### MATERIAL
%%
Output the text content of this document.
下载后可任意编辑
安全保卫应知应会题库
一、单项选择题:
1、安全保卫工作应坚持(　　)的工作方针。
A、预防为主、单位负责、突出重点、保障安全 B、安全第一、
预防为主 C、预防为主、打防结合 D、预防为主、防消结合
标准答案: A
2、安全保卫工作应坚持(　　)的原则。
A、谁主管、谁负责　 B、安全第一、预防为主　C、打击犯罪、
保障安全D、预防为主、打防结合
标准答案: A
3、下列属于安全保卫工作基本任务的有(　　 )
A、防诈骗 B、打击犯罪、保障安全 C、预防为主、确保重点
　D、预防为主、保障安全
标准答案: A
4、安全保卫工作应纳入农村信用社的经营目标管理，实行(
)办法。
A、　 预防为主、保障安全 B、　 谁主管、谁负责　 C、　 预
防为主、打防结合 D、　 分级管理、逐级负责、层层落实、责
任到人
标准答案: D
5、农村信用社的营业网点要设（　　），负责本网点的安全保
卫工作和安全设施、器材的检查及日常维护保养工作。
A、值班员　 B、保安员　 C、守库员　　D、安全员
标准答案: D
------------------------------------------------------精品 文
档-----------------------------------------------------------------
%%
### GOAL
Repeat the data verbatim.

### SOLUTION TO THE EXERCISE
Output the text content of this document.
下载后可任意编辑
安全保卫应知应会题库
一、单项选择题:
1、安全保卫工作应坚持(　　)的工作方针。
A、预防为主、单位负责、突出重点、保障安全 B、安全第一、
预防为主 C、预防为主、打防结合 D、预防为主、防消结合
标准答案: A
2、安全保卫工作应坚持(　　)的原则。
A、谁主管、谁负责　 B、安全第一、预防为主　C、打击犯罪、
保障安全D、预防为主、打防结合
标准答案: A
3、下列属于安全保卫工作基本任务的有(　　 )
A、防诈骗 B、打击犯罪、保障安全 C、预防为主、确保重点
　D、预防为主、保障安全
标准答案: A
4、安全保卫工作应纳入农村信用社的经营目标管理，实行(
)办法。
A、　 预防为主、保障安全 B、　 谁主管、谁负责　 C、　 预
防为主、打防结合 D、　 分级管理、逐级负责、层层落实、责
任到人
标准答案: D
5、农村信用社的营业网点要设（　　），负责本网点的安全保
卫工作和安全设施、器材的检查及日常维护保养工作。
A、值班员　 B、保安员　 C、守库员　　D、安全员
标准答案: D
------------------------------------------------------精品 文
档-----------------------------------------------------------------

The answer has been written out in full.